> REQUIRED WORK
Find each line with "clock" and copy it.
------ DATASET RECORDS ------
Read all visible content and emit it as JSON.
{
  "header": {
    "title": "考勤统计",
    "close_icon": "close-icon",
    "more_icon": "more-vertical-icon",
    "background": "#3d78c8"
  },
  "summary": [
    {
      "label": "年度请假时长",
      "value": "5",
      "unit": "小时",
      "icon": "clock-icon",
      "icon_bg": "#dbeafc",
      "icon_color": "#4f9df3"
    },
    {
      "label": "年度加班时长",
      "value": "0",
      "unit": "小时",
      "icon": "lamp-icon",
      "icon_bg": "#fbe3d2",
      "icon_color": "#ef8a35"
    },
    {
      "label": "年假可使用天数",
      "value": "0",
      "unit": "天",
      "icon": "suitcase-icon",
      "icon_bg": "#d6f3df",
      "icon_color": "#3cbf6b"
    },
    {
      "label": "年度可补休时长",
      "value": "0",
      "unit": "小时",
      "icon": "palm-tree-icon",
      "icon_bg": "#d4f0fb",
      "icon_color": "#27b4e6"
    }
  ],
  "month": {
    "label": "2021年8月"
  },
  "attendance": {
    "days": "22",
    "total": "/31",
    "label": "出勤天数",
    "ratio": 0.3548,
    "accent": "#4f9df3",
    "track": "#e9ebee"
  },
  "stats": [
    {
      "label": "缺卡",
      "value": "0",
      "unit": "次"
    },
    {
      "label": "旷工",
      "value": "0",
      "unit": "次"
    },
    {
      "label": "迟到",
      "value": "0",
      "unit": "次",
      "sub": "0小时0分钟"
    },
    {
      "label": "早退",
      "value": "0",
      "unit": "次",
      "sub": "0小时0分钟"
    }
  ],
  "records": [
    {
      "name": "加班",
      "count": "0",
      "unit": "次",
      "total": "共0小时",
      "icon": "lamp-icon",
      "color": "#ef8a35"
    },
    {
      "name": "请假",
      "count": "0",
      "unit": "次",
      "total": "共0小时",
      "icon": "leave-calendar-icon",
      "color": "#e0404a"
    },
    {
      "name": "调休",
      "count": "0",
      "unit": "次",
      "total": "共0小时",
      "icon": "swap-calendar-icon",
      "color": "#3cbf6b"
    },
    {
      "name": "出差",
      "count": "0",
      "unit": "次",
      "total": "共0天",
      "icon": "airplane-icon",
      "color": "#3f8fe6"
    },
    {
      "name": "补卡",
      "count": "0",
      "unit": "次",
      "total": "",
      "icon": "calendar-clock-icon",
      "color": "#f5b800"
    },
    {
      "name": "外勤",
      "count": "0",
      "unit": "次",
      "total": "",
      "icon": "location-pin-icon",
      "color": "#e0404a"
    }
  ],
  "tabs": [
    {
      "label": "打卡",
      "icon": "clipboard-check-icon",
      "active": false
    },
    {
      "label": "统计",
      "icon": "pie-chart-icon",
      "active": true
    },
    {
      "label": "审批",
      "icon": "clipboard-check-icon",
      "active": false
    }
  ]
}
------
> WORKED ANSWER
      "icon": "clock-icon",
      "icon": "calendar-clock-icon",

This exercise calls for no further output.